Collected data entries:
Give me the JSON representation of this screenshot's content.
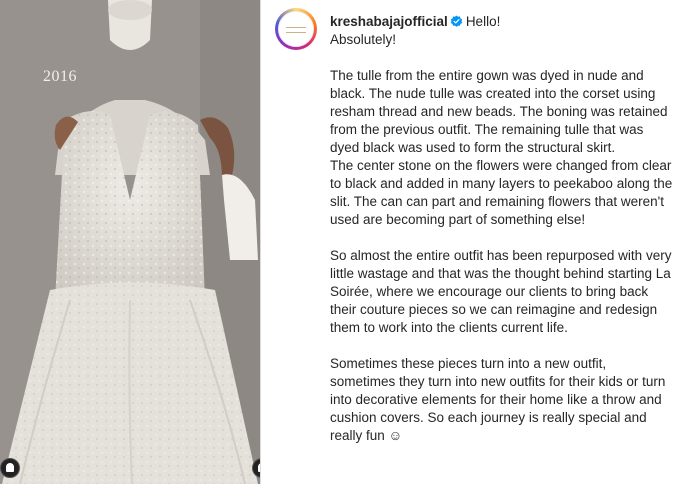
{
  "post": {
    "photo_year": "2016",
    "username": "kreshabajajofficial",
    "greeting": "Hello!",
    "first_line": "Absolutely!",
    "paragraphs": [
      "The tulle from the entire gown was dyed in nude and black. The nude tulle was created into the corset using resham thread and new beads. The boning was retained from the previous outfit. The remaining tulle that was dyed black was used to form the structural skirt.",
      "The center stone on the flowers were changed from clear to black and added in many layers to peekaboo along the slit. The can can part and remaining flowers that weren't used are becoming part of something else!",
      "So almost the entire outfit has been repurposed with very little wastage and that was the thought behind starting La Soirée, where we encourage our clients to bring back their couture pieces so we can reimagine and redesign them to work into the clients current life.",
      "Sometimes these pieces turn into a new outfit, sometimes they turn into new outfits for their kids or turn into decorative elements for their home like a throw and cushion covers. So each journey is really special and really fun ☺"
    ]
  },
  "colors": {
    "verified": "#0095f6",
    "text": "#262626"
  }
}
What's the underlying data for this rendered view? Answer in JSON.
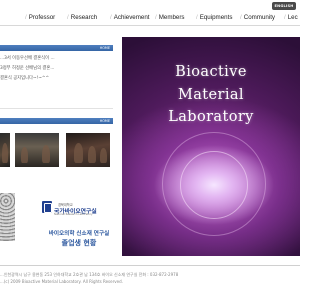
{
  "header": {
    "language_button": "ENGLISH",
    "nav": [
      {
        "label": "Professor"
      },
      {
        "label": "Research"
      },
      {
        "label": "Achievement"
      },
      {
        "label": "Members"
      },
      {
        "label": "Equipments"
      },
      {
        "label": "Community"
      },
      {
        "label": "Lec"
      }
    ]
  },
  "notice_panel": {
    "more_label": "HOME",
    "items": [
      {
        "text": "...3서 이동우선배 결혼식이 ..."
      },
      {
        "text": "3정부 허정운 선배님의 결혼..."
      },
      {
        "text": "결혼식 공지입니다~!~^^"
      }
    ]
  },
  "gallery_panel": {
    "more_label": "HOME"
  },
  "links": {
    "institute_logo": {
      "small_text": "경북대학교",
      "name": "국가바이오연구실",
      "sub_text": "National Research Laboratory"
    },
    "alumni": {
      "line1": "바이오의학 신소재 연구실",
      "line2": "졸업생 현황"
    }
  },
  "hero": {
    "title_lines": [
      "Bioactive",
      "Material",
      "Laboratory"
    ],
    "colors": {
      "deep": "#2c0f38",
      "mid": "#7b2f84",
      "glow": "#f6e6ff"
    }
  },
  "footer": {
    "address": "...인천광역시 남구 용현동 253 인하대학교 2호관 남 134호 바이오 신소재 연구실 전화 : 032-872-2978",
    "copyright": "...(c) 2009 Bioactive Material Laboratory. All Rights Reserved."
  },
  "colors": {
    "panel_header": "#3565a5",
    "accent_blue": "#2f5aa0",
    "text": "#222222"
  }
}
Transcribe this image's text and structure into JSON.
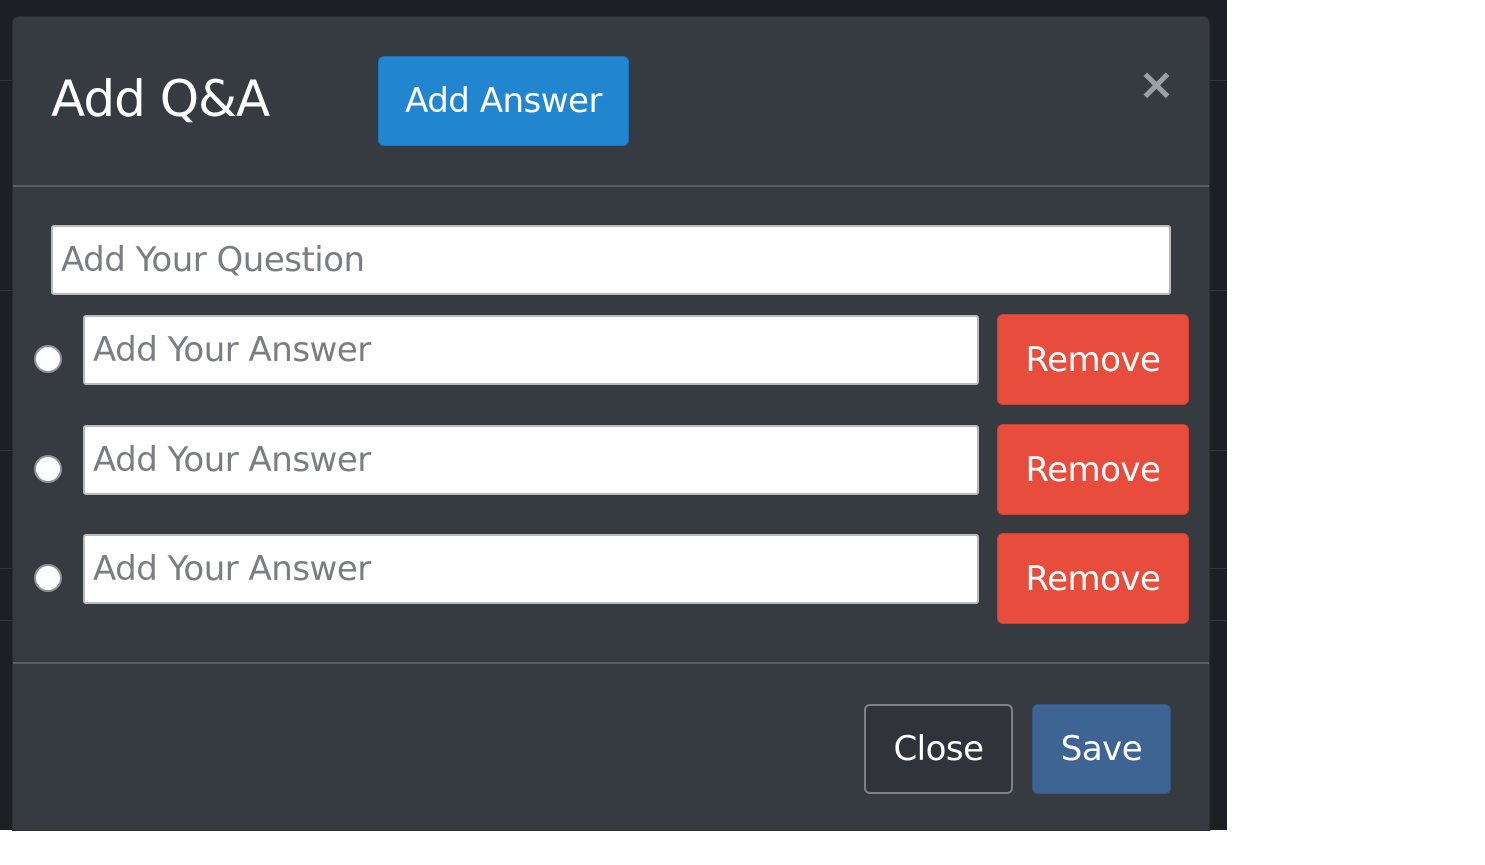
{
  "modal": {
    "title": "Add Q&A",
    "add_answer_label": "Add Answer",
    "close_icon": "×"
  },
  "question": {
    "placeholder": "Add Your Question",
    "value": ""
  },
  "answers": [
    {
      "placeholder": "Add Your Answer",
      "value": "",
      "selected": false,
      "remove_label": "Remove"
    },
    {
      "placeholder": "Add Your Answer",
      "value": "",
      "selected": false,
      "remove_label": "Remove"
    },
    {
      "placeholder": "Add Your Answer",
      "value": "",
      "selected": false,
      "remove_label": "Remove"
    }
  ],
  "footer": {
    "close_label": "Close",
    "save_label": "Save"
  },
  "colors": {
    "modal_background": "#363a41",
    "primary_button": "#2185d0",
    "danger_button": "#e74c3c",
    "save_button": "#3e6494"
  }
}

_Requirements:_ Return from the data every line that holds "Bioactive".

_The response:_
      "Bioactive",
    "copyright": "...(c) 2009 Bioactive Material Laboratory. All Rights Reserved."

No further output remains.